**Instructions to follow**
In your copy, leave out the pictures and repeat the entries below exactly.

**Provided entries**
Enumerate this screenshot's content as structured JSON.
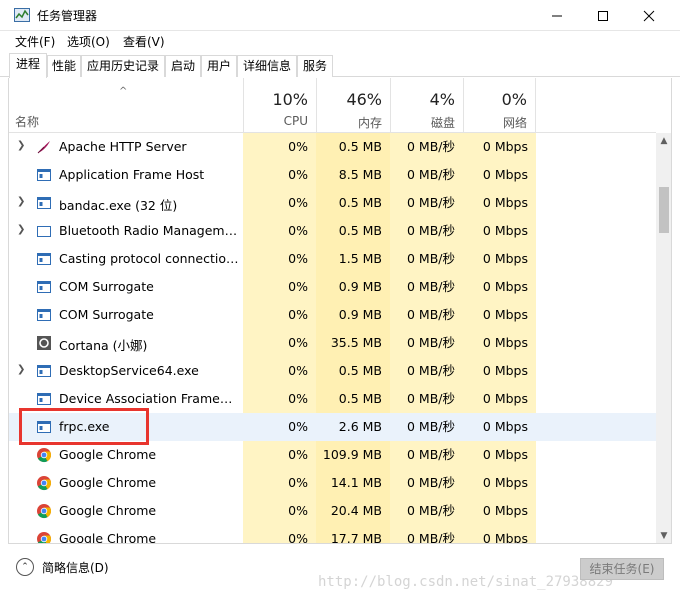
{
  "window": {
    "title": "任务管理器",
    "controls": {
      "minimize": "—",
      "maximize": "☐",
      "close": "✕"
    }
  },
  "menu": [
    {
      "label": "文件(F)"
    },
    {
      "label": "选项(O)"
    },
    {
      "label": "查看(V)"
    }
  ],
  "tabs": [
    {
      "label": "进程",
      "active": true
    },
    {
      "label": "性能"
    },
    {
      "label": "应用历史记录"
    },
    {
      "label": "启动"
    },
    {
      "label": "用户"
    },
    {
      "label": "详细信息"
    },
    {
      "label": "服务"
    }
  ],
  "header": {
    "sort_arrow": "^",
    "name_label": "名称",
    "columns": [
      {
        "pct": "10%",
        "label": "CPU"
      },
      {
        "pct": "46%",
        "label": "内存"
      },
      {
        "pct": "4%",
        "label": "磁盘"
      },
      {
        "pct": "0%",
        "label": "网络"
      }
    ]
  },
  "rows": [
    {
      "expandable": true,
      "icon": "feather-icon",
      "name": "Apache HTTP Server",
      "cpu": "0%",
      "mem": "0.5 MB",
      "disk": "0 MB/秒",
      "net": "0 Mbps"
    },
    {
      "expandable": false,
      "icon": "window-app-icon",
      "name": "Application Frame Host",
      "cpu": "0%",
      "mem": "8.5 MB",
      "disk": "0 MB/秒",
      "net": "0 Mbps"
    },
    {
      "expandable": true,
      "icon": "window-app-icon",
      "name": "bandac.exe (32 位)",
      "cpu": "0%",
      "mem": "0.5 MB",
      "disk": "0 MB/秒",
      "net": "0 Mbps"
    },
    {
      "expandable": true,
      "icon": "window-frame-icon",
      "name": "Bluetooth Radio Manageme...",
      "cpu": "0%",
      "mem": "0.5 MB",
      "disk": "0 MB/秒",
      "net": "0 Mbps"
    },
    {
      "expandable": false,
      "icon": "window-app-icon",
      "name": "Casting protocol connection ...",
      "cpu": "0%",
      "mem": "1.5 MB",
      "disk": "0 MB/秒",
      "net": "0 Mbps"
    },
    {
      "expandable": false,
      "icon": "window-app-icon",
      "name": "COM Surrogate",
      "cpu": "0%",
      "mem": "0.9 MB",
      "disk": "0 MB/秒",
      "net": "0 Mbps"
    },
    {
      "expandable": false,
      "icon": "window-app-icon",
      "name": "COM Surrogate",
      "cpu": "0%",
      "mem": "0.9 MB",
      "disk": "0 MB/秒",
      "net": "0 Mbps"
    },
    {
      "expandable": false,
      "icon": "cortana-icon",
      "name": "Cortana (小娜)",
      "cpu": "0%",
      "mem": "35.5 MB",
      "disk": "0 MB/秒",
      "net": "0 Mbps"
    },
    {
      "expandable": true,
      "icon": "window-app-icon",
      "name": "DesktopService64.exe",
      "cpu": "0%",
      "mem": "0.5 MB",
      "disk": "0 MB/秒",
      "net": "0 Mbps"
    },
    {
      "expandable": false,
      "icon": "window-app-icon",
      "name": "Device Association Framewo...",
      "cpu": "0%",
      "mem": "0.5 MB",
      "disk": "0 MB/秒",
      "net": "0 Mbps"
    },
    {
      "expandable": false,
      "icon": "window-app-icon",
      "name": "frpc.exe",
      "cpu": "0%",
      "mem": "2.6 MB",
      "disk": "0 MB/秒",
      "net": "0 Mbps",
      "selected": true
    },
    {
      "expandable": false,
      "icon": "chrome-icon",
      "name": "Google Chrome",
      "cpu": "0%",
      "mem": "109.9 MB",
      "disk": "0 MB/秒",
      "net": "0 Mbps"
    },
    {
      "expandable": false,
      "icon": "chrome-icon",
      "name": "Google Chrome",
      "cpu": "0%",
      "mem": "14.1 MB",
      "disk": "0 MB/秒",
      "net": "0 Mbps"
    },
    {
      "expandable": false,
      "icon": "chrome-icon",
      "name": "Google Chrome",
      "cpu": "0%",
      "mem": "20.4 MB",
      "disk": "0 MB/秒",
      "net": "0 Mbps"
    },
    {
      "expandable": false,
      "icon": "chrome-icon",
      "name": "Google Chrome",
      "cpu": "0%",
      "mem": "17.7 MB",
      "disk": "0 MB/秒",
      "net": "0 Mbps"
    }
  ],
  "footer": {
    "fewer_details": "简略信息(D)",
    "end_task": "结束任务(E)",
    "watermark": "http://blog.csdn.net/sinat_27938829"
  },
  "colors": {
    "highlight_box": "#e8352e",
    "heat_fill": "#fff4c4",
    "selected_row": "#eaf2fb"
  }
}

**Answer for this exercise**
Enumerate this screenshot's content as structured JSON.
{
  "window": {
    "title": "任务管理器",
    "controls": {
      "minimize": "—",
      "maximize": "☐",
      "close": "✕"
    }
  },
  "menu": [
    {
      "label": "文件(F)"
    },
    {
      "label": "选项(O)"
    },
    {
      "label": "查看(V)"
    }
  ],
  "tabs": [
    {
      "label": "进程",
      "active": true
    },
    {
      "label": "性能"
    },
    {
      "label": "应用历史记录"
    },
    {
      "label": "启动"
    },
    {
      "label": "用户"
    },
    {
      "label": "详细信息"
    },
    {
      "label": "服务"
    }
  ],
  "header": {
    "sort_arrow": "^",
    "name_label": "名称",
    "columns": [
      {
        "pct": "10%",
        "label": "CPU"
      },
      {
        "pct": "46%",
        "label": "内存"
      },
      {
        "pct": "4%",
        "label": "磁盘"
      },
      {
        "pct": "0%",
        "label": "网络"
      }
    ]
  },
  "rows": [
    {
      "expandable": true,
      "icon": "feather-icon",
      "name": "Apache HTTP Server",
      "cpu": "0%",
      "mem": "0.5 MB",
      "disk": "0 MB/秒",
      "net": "0 Mbps"
    },
    {
      "expandable": false,
      "icon": "window-app-icon",
      "name": "Application Frame Host",
      "cpu": "0%",
      "mem": "8.5 MB",
      "disk": "0 MB/秒",
      "net": "0 Mbps"
    },
    {
      "expandable": true,
      "icon": "window-app-icon",
      "name": "bandac.exe (32 位)",
      "cpu": "0%",
      "mem": "0.5 MB",
      "disk": "0 MB/秒",
      "net": "0 Mbps"
    },
    {
      "expandable": true,
      "icon": "window-frame-icon",
      "name": "Bluetooth Radio Manageme...",
      "cpu": "0%",
      "mem": "0.5 MB",
      "disk": "0 MB/秒",
      "net": "0 Mbps"
    },
    {
      "expandable": false,
      "icon": "window-app-icon",
      "name": "Casting protocol connection ...",
      "cpu": "0%",
      "mem": "1.5 MB",
      "disk": "0 MB/秒",
      "net": "0 Mbps"
    },
    {
      "expandable": false,
      "icon": "window-app-icon",
      "name": "COM Surrogate",
      "cpu": "0%",
      "mem": "0.9 MB",
      "disk": "0 MB/秒",
      "net": "0 Mbps"
    },
    {
      "expandable": false,
      "icon": "window-app-icon",
      "name": "COM Surrogate",
      "cpu": "0%",
      "mem": "0.9 MB",
      "disk": "0 MB/秒",
      "net": "0 Mbps"
    },
    {
      "expandable": false,
      "icon": "cortana-icon",
      "name": "Cortana (小娜)",
      "cpu": "0%",
      "mem": "35.5 MB",
      "disk": "0 MB/秒",
      "net": "0 Mbps"
    },
    {
      "expandable": true,
      "icon": "window-app-icon",
      "name": "DesktopService64.exe",
      "cpu": "0%",
      "mem": "0.5 MB",
      "disk": "0 MB/秒",
      "net": "0 Mbps"
    },
    {
      "expandable": false,
      "icon": "window-app-icon",
      "name": "Device Association Framewo...",
      "cpu": "0%",
      "mem": "0.5 MB",
      "disk": "0 MB/秒",
      "net": "0 Mbps"
    },
    {
      "expandable": false,
      "icon": "window-app-icon",
      "name": "frpc.exe",
      "cpu": "0%",
      "mem": "2.6 MB",
      "disk": "0 MB/秒",
      "net": "0 Mbps",
      "selected": true
    },
    {
      "expandable": false,
      "icon": "chrome-icon",
      "name": "Google Chrome",
      "cpu": "0%",
      "mem": "109.9 MB",
      "disk": "0 MB/秒",
      "net": "0 Mbps"
    },
    {
      "expandable": false,
      "icon": "chrome-icon",
      "name": "Google Chrome",
      "cpu": "0%",
      "mem": "14.1 MB",
      "disk": "0 MB/秒",
      "net": "0 Mbps"
    },
    {
      "expandable": false,
      "icon": "chrome-icon",
      "name": "Google Chrome",
      "cpu": "0%",
      "mem": "20.4 MB",
      "disk": "0 MB/秒",
      "net": "0 Mbps"
    },
    {
      "expandable": false,
      "icon": "chrome-icon",
      "name": "Google Chrome",
      "cpu": "0%",
      "mem": "17.7 MB",
      "disk": "0 MB/秒",
      "net": "0 Mbps"
    }
  ],
  "footer": {
    "fewer_details": "简略信息(D)",
    "end_task": "结束任务(E)",
    "watermark": "http://blog.csdn.net/sinat_27938829"
  },
  "colors": {
    "highlight_box": "#e8352e",
    "heat_fill": "#fff4c4",
    "selected_row": "#eaf2fb"
  }
}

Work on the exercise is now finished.